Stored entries
* Begin *

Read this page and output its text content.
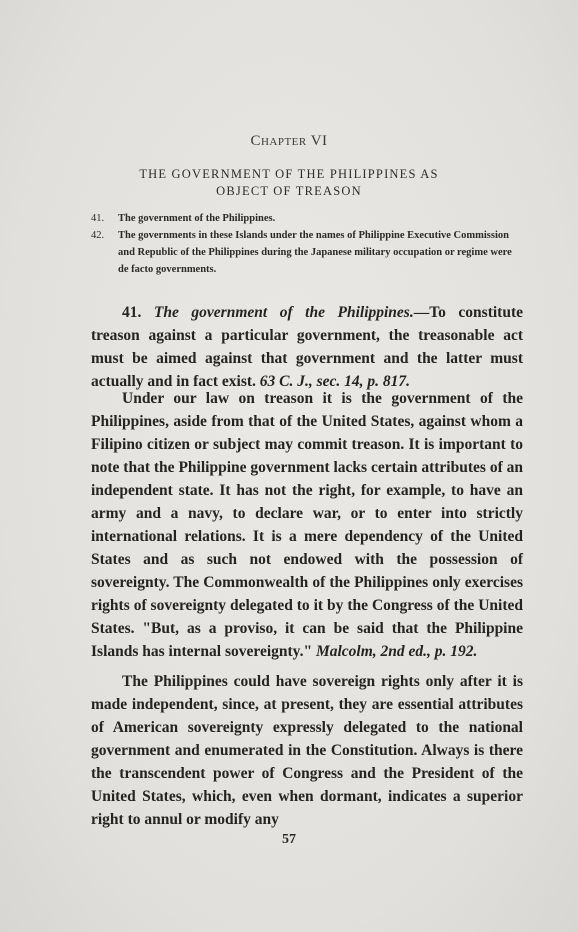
Chapter VI
THE GOVERNMENT OF THE PHILIPPINES AS
OBJECT OF TREASON
41. The government of the Philippines.
42. The governments in these Islands under the names of Philippine Executive Commission and Republic of the Philippines during the Japanese military occupation or regime were de facto governments.

41. The government of the Philippines.—To constitute treason against a particular government, the treasonable act must be aimed against that government and the latter must actually and in fact exist. 63 C. J., sec. 14, p. 817.

Under our law on treason it is the government of the Philippines, aside from that of the United States, against whom a Filipino citizen or subject may commit treason. It is important to note that the Philippine government lacks certain attributes of an independent state. It has not the right, for example, to have an army and a navy, to declare war, or to enter into strictly international relations. It is a mere dependency of the United States and as such not endowed with the possession of sovereignty. The Commonwealth of the Philippines only exercises rights of sovereignty delegated to it by the Congress of the United States. "But, as a proviso, it can be said that the Philippine Islands has internal sovereignty." Malcolm, 2nd ed., p. 192.

The Philippines could have sovereign rights only after it is made independent, since, at present, they are essential attributes of American sovereignty expressly delegated to the national government and enumerated in the Constitution. Always is there the transcendent power of Congress and the President of the United States, which, even when dormant, indicates a superior right to annul or modify any

57
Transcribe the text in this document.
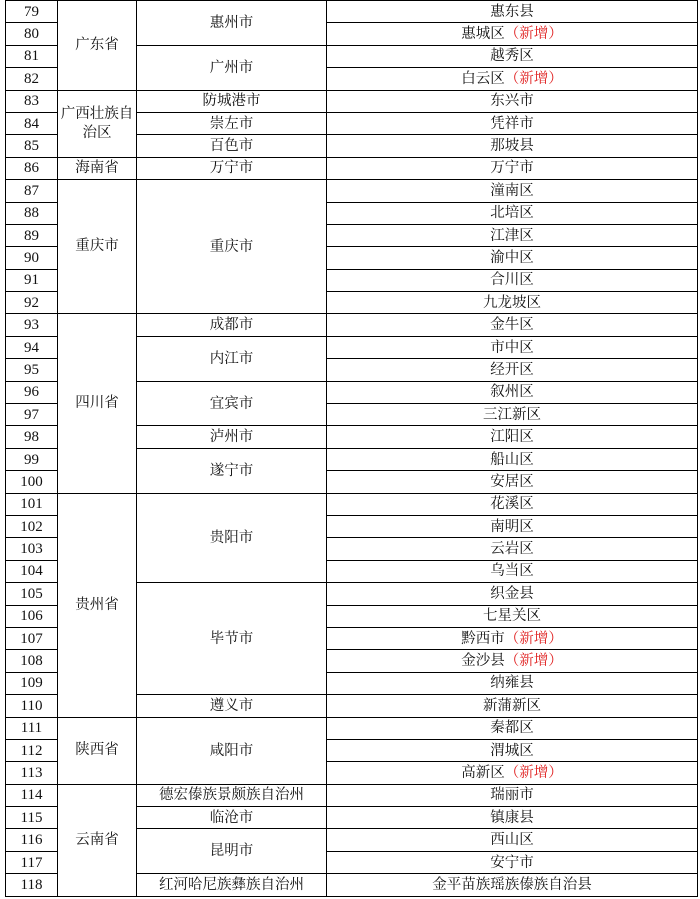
79	广东省	惠州市	惠东县
80			惠城区（新增）
81		广州市	越秀区
82			白云区（新增）
83	广西壮族自治区	防城港市	东兴市
84		崇左市	凭祥市
85		百色市	那坡县
86	海南省	万宁市	万宁市
87	重庆市	重庆市	潼南区
88			北培区
89			江津区
90			渝中区
91			合川区
92			九龙坡区
93	四川省	成都市	金牛区
94		内江市	市中区
95			经开区
96		宜宾市	叙州区
97			三江新区
98		泸州市	江阳区
99		遂宁市	船山区
100			安居区
101	贵州省	贵阳市	花溪区
102			南明区
103			云岩区
104			乌当区
105		毕节市	织金县
106			七星关区
107			黔西市（新增）
108			金沙县（新增）
109			纳雍县
110		遵义市	新蒲新区
111	陕西省	咸阳市	秦都区
112			渭城区
113			高新区（新增）
114	云南省	德宏傣族景颇族自治州	瑞丽市
115		临沧市	镇康县
116		昆明市	西山区
117			安宁市
118		红河哈尼族彝族自治州	金平苗族瑶族傣族自治县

* End *

YOUR INSTRUCTIONS: Reproduce all of the material above word for word. Omit the pictures.

FINISHED EXERCISE:
Read this page and output its text content.
Chapter VI
THE GOVERNMENT OF THE PHILIPPINES AS
OBJECT OF TREASON
41. The government of the Philippines.
42. The governments in these Islands under the names of Philippine Executive Commission and Republic of the Philippines during the Japanese military occupation or regime were de facto governments.

41. The government of the Philippines.—To constitute treason against a particular government, the treasonable act must be aimed against that government and the latter must actually and in fact exist. 63 C. J., sec. 14, p. 817.

Under our law on treason it is the government of the Philippines, aside from that of the United States, against whom a Filipino citizen or subject may commit treason. It is important to note that the Philippine government lacks certain attributes of an independent state. It has not the right, for example, to have an army and a navy, to declare war, or to enter into strictly international relations. It is a mere dependency of the United States and as such not endowed with the possession of sovereignty. The Commonwealth of the Philippines only exercises rights of sovereignty delegated to it by the Congress of the United States. "But, as a proviso, it can be said that the Philippine Islands has internal sovereignty." Malcolm, 2nd ed., p. 192.

The Philippines could have sovereign rights only after it is made independent, since, at present, they are essential attributes of American sovereignty expressly delegated to the national government and enumerated in the Constitution. Always is there the transcendent power of Congress and the President of the United States, which, even when dormant, indicates a superior right to annul or modify any

57
Transcribe the text in this document.
79	广东省	惠州市	惠东县
80			惠城区（新增）
81		广州市	越秀区
82			白云区（新增）
83	广西壮族自治区	防城港市	东兴市
84		崇左市	凭祥市
85		百色市	那坡县
86	海南省	万宁市	万宁市
87	重庆市	重庆市	潼南区
88			北培区
89			江津区
90			渝中区
91			合川区
92			九龙坡区
93	四川省	成都市	金牛区
94		内江市	市中区
95			经开区
96		宜宾市	叙州区
97			三江新区
98		泸州市	江阳区
99		遂宁市	船山区
100			安居区
101	贵州省	贵阳市	花溪区
102			南明区
103			云岩区
104			乌当区
105		毕节市	织金县
106			七星关区
107			黔西市（新增）
108			金沙县（新增）
109			纳雍县
110		遵义市	新蒲新区
111	陕西省	咸阳市	秦都区
112			渭城区
113			高新区（新增）
114	云南省	德宏傣族景颇族自治州	瑞丽市
115		临沧市	镇康县
116		昆明市	西山区
117			安宁市
118		红河哈尼族彝族自治州	金平苗族瑶族傣族自治县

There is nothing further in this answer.